- To do -
Locate the string "complete" in the records below. Copy every line where it occurs.

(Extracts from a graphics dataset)

◇ ◇ ◇ ◇ ◇ ◇ ◇

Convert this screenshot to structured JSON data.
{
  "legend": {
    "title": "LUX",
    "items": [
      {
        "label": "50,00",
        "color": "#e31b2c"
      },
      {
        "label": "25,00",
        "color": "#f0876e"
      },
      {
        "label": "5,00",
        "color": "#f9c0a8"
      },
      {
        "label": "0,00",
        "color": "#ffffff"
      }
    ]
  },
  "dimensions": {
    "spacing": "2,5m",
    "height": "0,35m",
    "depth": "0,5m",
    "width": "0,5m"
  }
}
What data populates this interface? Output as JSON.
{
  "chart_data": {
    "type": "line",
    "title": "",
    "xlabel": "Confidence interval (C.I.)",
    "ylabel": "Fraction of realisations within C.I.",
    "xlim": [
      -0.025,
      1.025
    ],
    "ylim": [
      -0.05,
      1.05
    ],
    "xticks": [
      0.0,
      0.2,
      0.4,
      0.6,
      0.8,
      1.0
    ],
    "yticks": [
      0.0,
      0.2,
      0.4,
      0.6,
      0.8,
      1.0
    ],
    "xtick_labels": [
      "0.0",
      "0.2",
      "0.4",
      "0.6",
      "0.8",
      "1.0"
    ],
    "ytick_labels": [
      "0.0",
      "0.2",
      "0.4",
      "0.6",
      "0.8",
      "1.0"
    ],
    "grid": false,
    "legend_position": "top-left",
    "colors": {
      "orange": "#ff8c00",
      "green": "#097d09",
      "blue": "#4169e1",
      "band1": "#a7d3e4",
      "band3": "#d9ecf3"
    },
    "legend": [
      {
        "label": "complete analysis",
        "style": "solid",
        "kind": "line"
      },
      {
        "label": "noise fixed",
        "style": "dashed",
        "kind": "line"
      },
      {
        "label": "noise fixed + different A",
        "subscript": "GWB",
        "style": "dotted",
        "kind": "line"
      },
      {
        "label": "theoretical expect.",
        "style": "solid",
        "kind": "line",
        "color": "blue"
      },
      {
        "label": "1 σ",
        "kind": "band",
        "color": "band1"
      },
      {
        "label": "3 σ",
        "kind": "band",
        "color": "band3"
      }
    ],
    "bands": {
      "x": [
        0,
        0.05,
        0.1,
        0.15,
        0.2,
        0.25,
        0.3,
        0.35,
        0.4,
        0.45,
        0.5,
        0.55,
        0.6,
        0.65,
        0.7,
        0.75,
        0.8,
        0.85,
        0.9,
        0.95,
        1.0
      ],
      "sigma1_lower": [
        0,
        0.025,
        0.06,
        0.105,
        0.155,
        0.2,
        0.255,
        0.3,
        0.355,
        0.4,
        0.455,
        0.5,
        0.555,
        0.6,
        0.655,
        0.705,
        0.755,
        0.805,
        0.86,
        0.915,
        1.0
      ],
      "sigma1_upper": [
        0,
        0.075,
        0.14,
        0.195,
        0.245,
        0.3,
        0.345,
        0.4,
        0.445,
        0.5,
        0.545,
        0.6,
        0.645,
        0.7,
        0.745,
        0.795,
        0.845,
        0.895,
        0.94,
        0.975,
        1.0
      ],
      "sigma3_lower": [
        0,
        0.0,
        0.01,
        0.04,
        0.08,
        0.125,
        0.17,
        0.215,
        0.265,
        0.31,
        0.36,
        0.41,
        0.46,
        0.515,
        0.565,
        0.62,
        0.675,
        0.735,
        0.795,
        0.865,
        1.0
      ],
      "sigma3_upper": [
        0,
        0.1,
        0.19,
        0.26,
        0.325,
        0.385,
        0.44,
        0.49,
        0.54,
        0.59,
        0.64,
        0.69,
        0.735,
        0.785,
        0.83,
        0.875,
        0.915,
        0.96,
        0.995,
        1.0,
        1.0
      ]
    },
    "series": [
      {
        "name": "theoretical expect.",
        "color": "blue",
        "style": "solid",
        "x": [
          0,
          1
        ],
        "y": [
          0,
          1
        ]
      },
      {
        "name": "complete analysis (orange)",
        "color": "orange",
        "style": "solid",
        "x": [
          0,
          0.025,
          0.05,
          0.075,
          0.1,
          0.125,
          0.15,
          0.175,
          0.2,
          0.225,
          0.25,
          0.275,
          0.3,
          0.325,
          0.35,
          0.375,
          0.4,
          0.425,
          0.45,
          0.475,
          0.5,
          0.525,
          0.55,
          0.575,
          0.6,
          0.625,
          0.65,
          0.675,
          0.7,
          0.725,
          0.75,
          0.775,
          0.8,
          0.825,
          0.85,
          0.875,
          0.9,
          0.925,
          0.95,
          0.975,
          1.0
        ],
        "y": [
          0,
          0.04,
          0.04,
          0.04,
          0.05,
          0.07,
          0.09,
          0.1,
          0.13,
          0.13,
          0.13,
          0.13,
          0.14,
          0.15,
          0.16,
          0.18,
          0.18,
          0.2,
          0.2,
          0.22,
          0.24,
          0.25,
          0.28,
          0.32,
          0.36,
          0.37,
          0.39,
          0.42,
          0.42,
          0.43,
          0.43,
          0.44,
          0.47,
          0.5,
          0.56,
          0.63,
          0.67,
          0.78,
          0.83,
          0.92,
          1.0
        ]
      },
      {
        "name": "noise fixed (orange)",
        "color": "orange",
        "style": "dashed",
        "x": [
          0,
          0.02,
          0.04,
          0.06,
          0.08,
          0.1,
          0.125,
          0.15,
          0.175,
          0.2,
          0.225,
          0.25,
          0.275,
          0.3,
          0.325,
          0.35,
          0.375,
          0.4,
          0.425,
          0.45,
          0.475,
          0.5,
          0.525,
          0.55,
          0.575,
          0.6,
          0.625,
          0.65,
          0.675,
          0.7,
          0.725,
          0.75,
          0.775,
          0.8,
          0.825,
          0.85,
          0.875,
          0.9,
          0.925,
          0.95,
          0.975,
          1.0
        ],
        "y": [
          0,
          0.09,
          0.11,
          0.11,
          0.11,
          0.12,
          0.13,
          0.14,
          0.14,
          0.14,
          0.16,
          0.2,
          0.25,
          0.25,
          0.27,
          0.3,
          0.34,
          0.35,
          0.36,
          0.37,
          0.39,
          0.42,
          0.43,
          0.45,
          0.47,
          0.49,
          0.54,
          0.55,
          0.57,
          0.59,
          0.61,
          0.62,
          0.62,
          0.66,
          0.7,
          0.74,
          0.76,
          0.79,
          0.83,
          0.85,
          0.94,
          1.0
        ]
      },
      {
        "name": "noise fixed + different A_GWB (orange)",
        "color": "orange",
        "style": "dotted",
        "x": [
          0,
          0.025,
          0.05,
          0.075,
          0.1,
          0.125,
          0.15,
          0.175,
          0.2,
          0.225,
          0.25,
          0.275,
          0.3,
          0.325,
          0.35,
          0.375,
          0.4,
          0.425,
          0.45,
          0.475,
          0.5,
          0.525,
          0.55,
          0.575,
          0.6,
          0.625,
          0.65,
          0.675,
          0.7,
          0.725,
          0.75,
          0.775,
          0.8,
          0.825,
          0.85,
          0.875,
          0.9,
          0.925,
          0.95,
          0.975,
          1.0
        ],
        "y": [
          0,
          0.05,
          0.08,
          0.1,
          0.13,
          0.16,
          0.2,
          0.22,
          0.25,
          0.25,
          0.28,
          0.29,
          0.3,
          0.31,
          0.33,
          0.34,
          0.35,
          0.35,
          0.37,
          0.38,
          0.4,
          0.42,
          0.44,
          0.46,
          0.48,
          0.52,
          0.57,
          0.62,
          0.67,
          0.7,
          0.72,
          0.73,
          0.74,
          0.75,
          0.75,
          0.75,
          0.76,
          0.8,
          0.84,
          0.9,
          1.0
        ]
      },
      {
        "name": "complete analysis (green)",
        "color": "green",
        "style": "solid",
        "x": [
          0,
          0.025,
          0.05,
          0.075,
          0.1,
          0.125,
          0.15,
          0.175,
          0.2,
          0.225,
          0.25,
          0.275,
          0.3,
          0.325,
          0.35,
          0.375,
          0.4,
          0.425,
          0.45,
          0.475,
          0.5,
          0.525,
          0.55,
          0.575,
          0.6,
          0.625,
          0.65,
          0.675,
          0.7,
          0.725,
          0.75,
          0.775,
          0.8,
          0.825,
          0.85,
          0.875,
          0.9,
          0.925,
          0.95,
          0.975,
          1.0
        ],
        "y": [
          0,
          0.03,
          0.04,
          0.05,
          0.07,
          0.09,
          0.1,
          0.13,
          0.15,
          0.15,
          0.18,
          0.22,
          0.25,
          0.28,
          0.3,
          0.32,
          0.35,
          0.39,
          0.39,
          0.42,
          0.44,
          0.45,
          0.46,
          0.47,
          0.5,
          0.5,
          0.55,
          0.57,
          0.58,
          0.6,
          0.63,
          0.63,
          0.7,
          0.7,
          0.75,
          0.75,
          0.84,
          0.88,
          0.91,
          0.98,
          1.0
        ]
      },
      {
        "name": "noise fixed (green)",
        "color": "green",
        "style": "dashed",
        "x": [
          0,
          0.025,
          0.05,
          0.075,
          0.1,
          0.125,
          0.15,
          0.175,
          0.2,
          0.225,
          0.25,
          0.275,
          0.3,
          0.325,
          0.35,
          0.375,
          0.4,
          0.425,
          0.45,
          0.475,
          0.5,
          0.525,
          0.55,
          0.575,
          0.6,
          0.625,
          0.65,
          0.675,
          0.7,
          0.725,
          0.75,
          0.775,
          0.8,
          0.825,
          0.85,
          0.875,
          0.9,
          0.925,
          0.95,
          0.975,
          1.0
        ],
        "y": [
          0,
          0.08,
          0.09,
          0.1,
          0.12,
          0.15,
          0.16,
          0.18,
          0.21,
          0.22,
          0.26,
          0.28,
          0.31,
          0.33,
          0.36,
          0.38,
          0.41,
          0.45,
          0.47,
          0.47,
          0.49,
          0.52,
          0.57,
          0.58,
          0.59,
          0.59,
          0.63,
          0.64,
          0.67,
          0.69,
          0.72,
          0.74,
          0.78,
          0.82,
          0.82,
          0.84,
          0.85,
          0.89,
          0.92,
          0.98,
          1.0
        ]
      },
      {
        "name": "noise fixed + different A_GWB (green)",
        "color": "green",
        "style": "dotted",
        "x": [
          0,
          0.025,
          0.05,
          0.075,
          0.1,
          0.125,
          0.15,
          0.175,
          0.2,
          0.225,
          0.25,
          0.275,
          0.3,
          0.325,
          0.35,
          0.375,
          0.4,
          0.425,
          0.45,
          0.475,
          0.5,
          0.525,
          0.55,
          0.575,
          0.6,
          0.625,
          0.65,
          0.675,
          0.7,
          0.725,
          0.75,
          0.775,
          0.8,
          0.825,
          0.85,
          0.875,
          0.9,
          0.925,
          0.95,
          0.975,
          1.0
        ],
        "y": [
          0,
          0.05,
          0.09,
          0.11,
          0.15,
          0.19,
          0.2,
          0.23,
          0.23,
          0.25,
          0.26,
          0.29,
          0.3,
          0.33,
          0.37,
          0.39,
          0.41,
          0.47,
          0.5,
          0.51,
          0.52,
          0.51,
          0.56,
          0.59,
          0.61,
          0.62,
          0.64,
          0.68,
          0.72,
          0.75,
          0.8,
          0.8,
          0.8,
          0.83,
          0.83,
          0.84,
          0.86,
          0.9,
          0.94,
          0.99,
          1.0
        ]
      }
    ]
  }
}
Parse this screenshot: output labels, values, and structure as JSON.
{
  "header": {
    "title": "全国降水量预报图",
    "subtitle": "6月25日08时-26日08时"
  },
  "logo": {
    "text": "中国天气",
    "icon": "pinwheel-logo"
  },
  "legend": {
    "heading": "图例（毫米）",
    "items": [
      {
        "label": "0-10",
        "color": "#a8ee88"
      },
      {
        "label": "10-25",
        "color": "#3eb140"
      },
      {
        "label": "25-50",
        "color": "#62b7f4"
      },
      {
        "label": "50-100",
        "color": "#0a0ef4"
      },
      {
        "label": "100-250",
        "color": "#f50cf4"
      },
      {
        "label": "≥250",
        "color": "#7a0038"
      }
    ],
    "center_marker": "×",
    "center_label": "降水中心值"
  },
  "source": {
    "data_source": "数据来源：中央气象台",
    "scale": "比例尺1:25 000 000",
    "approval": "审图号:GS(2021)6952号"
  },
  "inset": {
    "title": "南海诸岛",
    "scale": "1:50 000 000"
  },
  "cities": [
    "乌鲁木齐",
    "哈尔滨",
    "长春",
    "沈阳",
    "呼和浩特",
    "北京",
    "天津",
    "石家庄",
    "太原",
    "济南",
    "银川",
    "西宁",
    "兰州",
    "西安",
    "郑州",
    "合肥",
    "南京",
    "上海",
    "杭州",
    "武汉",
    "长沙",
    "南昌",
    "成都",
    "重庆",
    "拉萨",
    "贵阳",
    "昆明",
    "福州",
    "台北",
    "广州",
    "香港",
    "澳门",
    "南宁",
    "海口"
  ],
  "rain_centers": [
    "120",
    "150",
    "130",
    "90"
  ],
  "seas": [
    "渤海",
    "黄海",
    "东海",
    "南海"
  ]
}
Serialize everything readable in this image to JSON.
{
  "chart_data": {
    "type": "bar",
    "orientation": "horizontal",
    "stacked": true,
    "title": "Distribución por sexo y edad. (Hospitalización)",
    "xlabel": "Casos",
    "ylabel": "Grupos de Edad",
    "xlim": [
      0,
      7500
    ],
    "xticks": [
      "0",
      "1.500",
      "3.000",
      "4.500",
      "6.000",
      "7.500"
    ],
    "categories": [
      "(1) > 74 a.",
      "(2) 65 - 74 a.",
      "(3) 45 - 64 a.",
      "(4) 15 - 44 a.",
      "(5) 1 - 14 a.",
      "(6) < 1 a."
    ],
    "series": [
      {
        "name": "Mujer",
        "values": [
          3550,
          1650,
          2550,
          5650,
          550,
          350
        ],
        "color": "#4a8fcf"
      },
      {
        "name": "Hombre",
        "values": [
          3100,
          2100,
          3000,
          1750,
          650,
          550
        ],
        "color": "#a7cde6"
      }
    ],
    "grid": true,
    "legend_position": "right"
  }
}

◇ ◇ ◇ ◇ ◇ ◇ ◇

- Full answer -
        "label": "complete analysis",
        "name": "complete analysis (orange)",
        "name": "complete analysis (green)",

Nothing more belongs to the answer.